[START ITEMS]
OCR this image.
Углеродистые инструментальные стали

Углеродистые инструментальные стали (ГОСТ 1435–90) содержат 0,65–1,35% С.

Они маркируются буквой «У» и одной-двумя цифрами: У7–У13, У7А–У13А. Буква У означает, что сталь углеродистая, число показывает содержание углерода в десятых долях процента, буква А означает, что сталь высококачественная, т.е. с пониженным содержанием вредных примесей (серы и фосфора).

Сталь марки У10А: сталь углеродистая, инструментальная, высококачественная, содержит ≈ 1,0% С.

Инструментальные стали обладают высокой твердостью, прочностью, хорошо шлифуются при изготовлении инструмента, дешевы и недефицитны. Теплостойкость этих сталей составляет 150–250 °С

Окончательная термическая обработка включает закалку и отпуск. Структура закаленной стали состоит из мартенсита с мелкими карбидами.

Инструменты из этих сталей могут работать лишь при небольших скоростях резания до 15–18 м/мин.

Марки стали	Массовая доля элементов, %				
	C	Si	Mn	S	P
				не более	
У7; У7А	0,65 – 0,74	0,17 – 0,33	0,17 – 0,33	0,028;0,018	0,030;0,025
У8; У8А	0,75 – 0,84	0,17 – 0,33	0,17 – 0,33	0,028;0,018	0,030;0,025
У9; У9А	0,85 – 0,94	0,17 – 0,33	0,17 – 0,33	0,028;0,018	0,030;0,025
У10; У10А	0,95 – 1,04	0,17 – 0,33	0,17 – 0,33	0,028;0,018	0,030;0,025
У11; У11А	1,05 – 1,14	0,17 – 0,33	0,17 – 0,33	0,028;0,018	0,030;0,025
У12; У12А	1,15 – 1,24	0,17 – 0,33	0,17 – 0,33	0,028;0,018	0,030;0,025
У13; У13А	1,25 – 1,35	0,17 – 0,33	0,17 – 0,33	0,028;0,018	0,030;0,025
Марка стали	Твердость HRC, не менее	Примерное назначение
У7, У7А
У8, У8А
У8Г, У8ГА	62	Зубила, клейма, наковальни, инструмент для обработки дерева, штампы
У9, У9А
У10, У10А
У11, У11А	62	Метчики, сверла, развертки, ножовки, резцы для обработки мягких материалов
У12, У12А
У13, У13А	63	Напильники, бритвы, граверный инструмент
[END ITEMS]
[START ITEMS]
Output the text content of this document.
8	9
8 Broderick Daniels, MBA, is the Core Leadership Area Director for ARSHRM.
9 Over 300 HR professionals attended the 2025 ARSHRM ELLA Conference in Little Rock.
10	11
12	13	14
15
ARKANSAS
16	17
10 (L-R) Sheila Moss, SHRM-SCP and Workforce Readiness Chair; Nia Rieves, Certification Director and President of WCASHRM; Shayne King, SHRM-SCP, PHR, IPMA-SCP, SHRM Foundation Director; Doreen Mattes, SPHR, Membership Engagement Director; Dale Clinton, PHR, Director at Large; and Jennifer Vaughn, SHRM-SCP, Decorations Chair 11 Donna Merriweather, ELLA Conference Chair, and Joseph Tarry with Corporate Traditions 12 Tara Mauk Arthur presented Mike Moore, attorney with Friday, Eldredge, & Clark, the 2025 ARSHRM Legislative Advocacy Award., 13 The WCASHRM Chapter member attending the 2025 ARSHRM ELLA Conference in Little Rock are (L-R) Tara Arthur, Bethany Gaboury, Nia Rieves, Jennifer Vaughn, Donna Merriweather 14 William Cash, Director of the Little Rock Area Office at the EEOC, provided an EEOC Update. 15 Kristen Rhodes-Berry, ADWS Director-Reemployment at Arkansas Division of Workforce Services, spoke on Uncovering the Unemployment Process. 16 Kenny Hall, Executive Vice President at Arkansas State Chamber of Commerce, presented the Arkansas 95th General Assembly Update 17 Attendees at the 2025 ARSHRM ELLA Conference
[END ITEMS]
* **DO THIS**
Give the number of lines above that hold the word "Углеродистые", and nothing more.

* **TASK RESPONSE**
2